## PROBLEM
Where a line in the listing below contains the word "destino", copy that line.

## ITEMS
··········

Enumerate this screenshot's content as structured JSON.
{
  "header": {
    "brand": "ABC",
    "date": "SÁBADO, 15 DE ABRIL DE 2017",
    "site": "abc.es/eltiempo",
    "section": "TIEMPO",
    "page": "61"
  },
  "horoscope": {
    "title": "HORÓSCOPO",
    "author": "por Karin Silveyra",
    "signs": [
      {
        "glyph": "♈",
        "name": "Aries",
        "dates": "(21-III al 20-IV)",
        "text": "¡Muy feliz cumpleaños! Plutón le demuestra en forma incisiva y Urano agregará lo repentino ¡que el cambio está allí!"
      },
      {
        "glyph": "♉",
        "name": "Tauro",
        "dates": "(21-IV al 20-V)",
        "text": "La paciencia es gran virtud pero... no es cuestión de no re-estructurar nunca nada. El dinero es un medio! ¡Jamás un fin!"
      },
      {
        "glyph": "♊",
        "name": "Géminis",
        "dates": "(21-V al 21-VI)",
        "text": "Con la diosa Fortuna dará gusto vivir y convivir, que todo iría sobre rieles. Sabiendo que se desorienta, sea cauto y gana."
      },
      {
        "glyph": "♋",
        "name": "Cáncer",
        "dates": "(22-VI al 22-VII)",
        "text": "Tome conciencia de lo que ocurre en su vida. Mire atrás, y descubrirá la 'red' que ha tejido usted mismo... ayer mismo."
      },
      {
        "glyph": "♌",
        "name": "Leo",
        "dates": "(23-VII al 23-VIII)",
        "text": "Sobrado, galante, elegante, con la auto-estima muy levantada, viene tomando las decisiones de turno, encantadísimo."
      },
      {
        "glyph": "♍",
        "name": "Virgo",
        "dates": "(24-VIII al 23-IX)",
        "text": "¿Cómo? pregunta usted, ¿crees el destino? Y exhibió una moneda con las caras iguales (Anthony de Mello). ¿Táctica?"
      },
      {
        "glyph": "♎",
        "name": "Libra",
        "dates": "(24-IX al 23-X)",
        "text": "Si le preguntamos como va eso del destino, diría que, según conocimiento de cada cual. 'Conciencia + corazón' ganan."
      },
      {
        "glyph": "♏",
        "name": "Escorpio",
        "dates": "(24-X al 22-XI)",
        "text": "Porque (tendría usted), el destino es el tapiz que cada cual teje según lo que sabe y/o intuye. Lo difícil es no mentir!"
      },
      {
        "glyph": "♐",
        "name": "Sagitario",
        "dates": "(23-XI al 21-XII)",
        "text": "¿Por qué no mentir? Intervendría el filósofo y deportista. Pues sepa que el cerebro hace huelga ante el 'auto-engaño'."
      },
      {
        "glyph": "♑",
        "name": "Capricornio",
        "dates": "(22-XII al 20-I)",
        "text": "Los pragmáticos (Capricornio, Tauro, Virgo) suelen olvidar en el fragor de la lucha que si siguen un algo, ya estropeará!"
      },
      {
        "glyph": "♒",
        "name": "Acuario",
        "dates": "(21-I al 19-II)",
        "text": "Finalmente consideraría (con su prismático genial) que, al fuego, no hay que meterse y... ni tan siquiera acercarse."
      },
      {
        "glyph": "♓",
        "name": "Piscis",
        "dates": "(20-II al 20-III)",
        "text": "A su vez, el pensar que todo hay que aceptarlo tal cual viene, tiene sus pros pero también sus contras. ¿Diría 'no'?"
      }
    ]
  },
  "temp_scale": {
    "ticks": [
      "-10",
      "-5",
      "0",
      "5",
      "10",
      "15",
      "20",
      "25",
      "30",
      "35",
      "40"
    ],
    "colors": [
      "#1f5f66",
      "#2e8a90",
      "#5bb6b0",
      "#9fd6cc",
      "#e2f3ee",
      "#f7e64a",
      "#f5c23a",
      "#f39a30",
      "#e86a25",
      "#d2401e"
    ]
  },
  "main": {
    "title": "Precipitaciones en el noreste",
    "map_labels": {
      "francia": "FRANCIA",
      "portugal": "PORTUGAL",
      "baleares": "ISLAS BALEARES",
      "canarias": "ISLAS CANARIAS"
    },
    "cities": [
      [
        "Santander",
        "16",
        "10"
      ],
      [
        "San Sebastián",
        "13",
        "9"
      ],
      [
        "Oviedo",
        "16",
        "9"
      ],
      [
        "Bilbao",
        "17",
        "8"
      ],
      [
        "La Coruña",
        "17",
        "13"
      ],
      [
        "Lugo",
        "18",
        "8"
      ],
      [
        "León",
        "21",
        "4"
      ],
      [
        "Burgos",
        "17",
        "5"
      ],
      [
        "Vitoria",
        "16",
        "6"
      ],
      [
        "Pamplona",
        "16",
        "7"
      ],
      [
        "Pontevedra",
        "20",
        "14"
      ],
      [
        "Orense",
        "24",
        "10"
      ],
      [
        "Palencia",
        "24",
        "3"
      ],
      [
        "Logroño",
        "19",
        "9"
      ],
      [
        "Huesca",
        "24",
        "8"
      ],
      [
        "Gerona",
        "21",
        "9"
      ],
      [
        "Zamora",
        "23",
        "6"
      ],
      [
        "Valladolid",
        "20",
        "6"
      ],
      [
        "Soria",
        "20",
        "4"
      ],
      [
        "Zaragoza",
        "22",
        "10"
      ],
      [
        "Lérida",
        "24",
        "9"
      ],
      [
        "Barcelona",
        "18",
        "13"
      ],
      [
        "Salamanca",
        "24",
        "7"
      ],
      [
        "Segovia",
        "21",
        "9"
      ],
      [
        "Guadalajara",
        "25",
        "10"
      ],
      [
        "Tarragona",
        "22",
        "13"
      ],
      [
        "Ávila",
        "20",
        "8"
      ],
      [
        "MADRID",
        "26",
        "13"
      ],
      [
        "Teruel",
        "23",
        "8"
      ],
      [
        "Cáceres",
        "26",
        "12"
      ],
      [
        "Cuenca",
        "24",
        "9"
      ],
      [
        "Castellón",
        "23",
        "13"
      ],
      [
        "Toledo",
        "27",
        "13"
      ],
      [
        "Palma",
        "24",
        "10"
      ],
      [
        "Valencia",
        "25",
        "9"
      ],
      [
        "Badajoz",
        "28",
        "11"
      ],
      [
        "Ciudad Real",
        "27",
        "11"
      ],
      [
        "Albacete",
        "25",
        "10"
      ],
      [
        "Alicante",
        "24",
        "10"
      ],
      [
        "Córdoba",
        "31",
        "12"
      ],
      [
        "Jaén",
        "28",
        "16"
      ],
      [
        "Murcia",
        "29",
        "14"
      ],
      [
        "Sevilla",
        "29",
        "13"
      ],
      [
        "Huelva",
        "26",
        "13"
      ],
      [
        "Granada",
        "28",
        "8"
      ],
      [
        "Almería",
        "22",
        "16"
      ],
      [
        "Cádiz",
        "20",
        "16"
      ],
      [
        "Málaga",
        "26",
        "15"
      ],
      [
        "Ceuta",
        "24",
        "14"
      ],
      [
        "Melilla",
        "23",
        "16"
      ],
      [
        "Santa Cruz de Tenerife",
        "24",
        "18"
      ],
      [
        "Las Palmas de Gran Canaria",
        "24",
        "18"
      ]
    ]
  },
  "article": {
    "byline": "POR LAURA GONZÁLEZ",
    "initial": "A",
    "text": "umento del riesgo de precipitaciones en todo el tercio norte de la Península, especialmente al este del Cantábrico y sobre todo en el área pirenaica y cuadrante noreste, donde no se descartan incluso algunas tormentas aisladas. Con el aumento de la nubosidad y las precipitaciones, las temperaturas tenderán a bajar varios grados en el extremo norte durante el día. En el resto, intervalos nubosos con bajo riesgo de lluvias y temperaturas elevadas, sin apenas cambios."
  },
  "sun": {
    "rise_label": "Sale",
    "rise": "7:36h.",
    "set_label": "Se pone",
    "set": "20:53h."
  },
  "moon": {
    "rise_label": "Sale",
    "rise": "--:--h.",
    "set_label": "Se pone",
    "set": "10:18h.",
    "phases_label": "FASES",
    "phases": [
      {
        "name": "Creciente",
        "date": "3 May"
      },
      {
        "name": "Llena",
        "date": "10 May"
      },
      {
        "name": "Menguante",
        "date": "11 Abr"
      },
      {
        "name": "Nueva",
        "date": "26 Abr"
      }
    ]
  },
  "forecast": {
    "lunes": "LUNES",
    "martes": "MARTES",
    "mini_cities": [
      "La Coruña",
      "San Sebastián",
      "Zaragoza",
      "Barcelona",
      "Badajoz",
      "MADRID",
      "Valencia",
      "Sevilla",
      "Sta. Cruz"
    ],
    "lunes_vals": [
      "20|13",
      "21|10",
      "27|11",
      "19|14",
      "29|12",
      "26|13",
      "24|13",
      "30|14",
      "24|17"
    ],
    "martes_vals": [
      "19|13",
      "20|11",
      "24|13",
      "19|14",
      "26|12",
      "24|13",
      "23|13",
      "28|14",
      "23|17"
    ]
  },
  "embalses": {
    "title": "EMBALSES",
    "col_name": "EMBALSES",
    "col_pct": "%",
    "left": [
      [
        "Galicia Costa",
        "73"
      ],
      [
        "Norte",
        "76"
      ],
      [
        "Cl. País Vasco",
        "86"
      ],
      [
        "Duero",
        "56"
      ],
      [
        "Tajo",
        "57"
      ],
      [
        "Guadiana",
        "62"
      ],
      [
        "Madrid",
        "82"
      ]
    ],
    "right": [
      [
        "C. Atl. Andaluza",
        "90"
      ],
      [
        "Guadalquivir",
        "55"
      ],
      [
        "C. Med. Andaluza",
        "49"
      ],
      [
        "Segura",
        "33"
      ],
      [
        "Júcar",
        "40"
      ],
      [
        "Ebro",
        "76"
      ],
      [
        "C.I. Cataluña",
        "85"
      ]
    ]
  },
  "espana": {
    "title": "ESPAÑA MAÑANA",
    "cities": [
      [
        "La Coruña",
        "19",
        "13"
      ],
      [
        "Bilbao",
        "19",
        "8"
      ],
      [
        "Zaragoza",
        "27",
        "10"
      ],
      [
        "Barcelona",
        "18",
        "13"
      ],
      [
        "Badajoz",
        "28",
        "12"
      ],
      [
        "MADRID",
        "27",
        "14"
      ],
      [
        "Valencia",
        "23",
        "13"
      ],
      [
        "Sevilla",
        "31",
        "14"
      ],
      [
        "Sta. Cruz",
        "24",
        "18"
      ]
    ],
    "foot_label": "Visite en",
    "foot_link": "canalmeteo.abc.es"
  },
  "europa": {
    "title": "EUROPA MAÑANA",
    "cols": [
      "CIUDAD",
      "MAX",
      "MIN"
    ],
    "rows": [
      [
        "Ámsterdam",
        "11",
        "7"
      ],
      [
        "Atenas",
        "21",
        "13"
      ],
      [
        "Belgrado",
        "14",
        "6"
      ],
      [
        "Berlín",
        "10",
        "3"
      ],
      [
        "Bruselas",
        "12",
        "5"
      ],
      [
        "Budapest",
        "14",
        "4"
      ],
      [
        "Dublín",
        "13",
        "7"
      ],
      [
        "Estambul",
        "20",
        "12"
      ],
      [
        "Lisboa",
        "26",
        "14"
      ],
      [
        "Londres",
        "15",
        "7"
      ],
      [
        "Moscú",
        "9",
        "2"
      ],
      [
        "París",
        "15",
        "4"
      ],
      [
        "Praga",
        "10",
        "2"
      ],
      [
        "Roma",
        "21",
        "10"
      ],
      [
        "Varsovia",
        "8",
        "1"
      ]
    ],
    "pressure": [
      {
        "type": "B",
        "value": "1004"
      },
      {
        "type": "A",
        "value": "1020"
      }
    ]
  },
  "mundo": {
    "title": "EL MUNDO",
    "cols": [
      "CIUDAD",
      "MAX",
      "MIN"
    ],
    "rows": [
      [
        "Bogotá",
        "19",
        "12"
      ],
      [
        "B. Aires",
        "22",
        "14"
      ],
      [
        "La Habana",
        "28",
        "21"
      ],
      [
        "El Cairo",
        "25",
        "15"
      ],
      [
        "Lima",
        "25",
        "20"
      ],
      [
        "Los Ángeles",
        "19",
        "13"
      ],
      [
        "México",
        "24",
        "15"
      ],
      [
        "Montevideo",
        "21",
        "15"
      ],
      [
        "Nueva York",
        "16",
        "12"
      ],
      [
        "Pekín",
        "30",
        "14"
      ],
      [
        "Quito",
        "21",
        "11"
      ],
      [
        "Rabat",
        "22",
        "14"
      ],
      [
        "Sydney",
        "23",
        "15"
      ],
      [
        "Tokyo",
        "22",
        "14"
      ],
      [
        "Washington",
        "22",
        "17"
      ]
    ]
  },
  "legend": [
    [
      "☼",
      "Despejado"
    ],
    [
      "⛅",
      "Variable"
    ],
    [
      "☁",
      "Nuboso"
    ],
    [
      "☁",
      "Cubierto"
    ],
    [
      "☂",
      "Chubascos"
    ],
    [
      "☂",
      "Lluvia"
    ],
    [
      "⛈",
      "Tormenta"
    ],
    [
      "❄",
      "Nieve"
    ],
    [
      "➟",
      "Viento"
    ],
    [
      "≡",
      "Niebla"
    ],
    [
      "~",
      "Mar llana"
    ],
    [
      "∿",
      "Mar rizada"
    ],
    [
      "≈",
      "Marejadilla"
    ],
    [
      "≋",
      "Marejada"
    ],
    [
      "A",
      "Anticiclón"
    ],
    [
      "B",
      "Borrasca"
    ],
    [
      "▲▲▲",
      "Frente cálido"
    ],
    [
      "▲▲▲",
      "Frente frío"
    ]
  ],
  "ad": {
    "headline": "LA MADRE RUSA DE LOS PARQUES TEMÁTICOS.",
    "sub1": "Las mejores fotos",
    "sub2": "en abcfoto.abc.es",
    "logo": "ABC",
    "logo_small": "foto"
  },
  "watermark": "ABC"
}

··········

## THE REPLY
        "text": "¿Cómo? pregunta usted, ¿crees el destino? Y exhibió una moneda con las caras iguales (Anthony de Mello). ¿Táctica?"
        "text": "Si le preguntamos como va eso del destino, diría que, según conocimiento de cada cual. 'Conciencia + corazón' ganan."
        "text": "Porque (tendría usted), el destino es el tapiz que cada cual teje según lo que sabe y/o intuye. Lo difícil es no mentir!"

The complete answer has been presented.